Copy the lines holding the word "việc", all of them.

**********

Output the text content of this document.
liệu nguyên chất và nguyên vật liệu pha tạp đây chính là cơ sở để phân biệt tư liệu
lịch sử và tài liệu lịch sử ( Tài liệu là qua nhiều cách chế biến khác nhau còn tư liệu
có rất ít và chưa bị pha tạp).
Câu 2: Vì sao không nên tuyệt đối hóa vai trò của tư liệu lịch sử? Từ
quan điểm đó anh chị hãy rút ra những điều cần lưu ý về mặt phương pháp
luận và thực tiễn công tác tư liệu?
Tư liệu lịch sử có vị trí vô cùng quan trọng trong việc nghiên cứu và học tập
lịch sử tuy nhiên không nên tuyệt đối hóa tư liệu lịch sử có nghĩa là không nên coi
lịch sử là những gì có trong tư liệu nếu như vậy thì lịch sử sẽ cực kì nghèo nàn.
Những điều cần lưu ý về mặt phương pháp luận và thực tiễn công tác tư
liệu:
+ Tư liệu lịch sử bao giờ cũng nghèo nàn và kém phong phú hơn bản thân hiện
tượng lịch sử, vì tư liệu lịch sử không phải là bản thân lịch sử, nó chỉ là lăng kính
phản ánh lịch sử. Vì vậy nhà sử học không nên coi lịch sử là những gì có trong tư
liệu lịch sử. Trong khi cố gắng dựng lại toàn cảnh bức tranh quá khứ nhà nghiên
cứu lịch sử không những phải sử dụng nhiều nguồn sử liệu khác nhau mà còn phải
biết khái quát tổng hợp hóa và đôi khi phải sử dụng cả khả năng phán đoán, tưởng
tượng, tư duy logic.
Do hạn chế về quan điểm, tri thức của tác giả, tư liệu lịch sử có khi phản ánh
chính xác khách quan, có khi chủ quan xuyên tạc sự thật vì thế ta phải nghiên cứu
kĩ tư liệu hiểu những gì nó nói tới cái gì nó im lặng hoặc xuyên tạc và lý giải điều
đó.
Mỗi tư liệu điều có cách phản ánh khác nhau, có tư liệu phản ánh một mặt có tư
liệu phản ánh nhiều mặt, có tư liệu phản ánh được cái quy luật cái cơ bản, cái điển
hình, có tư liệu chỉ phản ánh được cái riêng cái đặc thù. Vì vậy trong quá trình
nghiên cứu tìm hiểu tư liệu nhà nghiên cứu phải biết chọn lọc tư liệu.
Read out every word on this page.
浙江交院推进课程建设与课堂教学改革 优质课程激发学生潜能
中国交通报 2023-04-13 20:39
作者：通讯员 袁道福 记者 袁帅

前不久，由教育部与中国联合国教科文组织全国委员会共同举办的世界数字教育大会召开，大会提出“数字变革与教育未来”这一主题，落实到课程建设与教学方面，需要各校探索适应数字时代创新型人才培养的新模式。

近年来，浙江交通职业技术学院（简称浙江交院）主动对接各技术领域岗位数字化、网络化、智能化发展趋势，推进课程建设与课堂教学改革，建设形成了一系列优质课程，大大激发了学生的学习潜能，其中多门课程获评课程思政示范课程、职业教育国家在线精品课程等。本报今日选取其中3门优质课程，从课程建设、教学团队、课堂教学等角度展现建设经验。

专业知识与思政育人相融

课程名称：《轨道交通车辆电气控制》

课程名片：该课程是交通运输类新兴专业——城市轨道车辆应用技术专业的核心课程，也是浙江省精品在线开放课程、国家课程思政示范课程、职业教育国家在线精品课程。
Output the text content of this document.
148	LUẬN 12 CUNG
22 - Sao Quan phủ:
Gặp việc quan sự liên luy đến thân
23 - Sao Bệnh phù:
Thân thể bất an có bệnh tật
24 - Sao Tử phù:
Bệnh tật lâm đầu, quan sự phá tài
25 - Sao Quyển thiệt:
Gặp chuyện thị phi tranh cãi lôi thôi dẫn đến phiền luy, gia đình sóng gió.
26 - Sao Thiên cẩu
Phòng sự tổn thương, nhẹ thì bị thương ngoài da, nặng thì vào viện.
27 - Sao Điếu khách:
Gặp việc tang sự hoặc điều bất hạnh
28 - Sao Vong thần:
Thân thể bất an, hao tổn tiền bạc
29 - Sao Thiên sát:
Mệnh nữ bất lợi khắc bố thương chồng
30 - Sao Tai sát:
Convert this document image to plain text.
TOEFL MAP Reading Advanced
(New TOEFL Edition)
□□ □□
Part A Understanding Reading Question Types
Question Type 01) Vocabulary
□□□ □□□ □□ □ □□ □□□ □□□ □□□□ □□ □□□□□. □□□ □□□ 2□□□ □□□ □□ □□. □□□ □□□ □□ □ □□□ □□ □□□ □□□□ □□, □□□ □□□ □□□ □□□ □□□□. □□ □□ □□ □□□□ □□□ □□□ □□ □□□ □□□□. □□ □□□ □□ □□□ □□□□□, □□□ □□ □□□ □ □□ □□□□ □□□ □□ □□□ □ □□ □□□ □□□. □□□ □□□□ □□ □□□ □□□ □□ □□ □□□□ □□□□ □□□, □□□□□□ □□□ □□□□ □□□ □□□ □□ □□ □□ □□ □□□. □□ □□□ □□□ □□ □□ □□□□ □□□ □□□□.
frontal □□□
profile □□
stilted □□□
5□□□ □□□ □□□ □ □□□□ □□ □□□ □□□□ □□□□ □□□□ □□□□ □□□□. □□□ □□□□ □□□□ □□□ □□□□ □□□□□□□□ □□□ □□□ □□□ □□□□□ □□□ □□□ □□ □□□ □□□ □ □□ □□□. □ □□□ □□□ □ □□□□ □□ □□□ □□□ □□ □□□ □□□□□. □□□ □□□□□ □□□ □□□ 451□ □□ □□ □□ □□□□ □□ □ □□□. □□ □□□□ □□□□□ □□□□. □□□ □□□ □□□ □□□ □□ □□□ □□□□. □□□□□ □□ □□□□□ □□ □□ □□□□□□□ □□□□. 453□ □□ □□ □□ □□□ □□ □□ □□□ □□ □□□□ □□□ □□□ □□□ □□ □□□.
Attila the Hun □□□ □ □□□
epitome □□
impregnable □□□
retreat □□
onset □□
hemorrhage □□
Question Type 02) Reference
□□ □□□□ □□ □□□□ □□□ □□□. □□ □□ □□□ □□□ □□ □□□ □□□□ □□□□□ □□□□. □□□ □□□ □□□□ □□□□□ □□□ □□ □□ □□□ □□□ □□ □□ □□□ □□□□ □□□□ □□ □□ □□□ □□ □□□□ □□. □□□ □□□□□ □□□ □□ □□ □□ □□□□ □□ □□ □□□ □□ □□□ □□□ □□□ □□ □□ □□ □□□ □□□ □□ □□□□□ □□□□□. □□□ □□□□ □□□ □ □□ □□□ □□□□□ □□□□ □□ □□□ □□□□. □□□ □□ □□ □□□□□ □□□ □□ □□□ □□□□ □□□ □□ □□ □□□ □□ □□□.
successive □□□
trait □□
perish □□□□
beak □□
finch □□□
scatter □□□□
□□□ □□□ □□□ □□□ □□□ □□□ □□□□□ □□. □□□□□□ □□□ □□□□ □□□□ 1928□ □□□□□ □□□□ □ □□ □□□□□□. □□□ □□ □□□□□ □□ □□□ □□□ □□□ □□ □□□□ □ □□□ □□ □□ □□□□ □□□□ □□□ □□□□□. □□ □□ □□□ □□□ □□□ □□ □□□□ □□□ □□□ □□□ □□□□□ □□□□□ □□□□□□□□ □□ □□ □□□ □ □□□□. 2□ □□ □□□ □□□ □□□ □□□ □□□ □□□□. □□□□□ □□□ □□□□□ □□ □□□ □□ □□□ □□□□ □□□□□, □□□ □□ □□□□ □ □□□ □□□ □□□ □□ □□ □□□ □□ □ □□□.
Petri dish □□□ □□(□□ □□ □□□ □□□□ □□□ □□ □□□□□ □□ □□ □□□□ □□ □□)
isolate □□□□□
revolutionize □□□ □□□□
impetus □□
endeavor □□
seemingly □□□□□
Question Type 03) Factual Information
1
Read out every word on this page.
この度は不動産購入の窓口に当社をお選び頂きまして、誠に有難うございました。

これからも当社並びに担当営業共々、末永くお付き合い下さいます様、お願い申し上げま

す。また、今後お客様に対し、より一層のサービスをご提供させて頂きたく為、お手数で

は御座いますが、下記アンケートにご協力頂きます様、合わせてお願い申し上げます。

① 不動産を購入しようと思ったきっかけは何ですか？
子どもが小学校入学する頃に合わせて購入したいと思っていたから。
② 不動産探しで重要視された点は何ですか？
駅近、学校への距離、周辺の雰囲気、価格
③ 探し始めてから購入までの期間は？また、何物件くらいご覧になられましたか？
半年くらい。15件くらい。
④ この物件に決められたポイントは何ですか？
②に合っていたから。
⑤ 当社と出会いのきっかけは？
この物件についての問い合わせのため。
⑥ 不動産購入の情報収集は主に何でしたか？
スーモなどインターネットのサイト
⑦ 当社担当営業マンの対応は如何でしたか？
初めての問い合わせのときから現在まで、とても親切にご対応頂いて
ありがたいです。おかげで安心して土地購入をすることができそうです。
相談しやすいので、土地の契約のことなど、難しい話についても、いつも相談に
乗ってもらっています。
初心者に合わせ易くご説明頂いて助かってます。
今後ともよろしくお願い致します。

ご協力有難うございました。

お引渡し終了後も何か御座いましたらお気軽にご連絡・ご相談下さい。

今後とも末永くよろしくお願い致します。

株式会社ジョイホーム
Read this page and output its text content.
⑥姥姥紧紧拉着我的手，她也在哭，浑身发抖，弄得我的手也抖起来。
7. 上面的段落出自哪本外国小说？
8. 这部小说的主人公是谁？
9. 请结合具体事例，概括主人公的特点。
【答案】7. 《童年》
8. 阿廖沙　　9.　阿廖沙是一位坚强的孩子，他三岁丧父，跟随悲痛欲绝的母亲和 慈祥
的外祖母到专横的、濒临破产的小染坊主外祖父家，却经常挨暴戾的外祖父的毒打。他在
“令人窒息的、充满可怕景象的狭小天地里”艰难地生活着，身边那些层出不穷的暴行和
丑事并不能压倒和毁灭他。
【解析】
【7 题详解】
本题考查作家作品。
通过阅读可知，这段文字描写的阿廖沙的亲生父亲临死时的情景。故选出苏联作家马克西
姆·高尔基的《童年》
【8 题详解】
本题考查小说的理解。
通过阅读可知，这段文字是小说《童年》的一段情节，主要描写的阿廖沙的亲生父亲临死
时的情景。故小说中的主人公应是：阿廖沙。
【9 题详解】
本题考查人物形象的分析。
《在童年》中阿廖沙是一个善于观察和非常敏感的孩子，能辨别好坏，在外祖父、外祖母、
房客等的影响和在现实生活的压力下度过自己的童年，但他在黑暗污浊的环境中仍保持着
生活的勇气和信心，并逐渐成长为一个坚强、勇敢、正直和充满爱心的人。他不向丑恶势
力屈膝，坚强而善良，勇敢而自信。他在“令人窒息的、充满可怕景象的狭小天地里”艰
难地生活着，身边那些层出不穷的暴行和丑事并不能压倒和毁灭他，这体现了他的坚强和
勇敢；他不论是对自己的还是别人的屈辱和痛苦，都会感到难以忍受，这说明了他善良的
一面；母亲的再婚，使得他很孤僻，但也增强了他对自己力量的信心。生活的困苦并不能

**********

### IN RESPONSE
Tư liệu lịch sử có vị trí vô cùng quan trọng trong việc nghiên cứu và học tập
Gặp việc quan sự liên luy đến thân
Gặp việc tang sự hoặc điều bất hạnh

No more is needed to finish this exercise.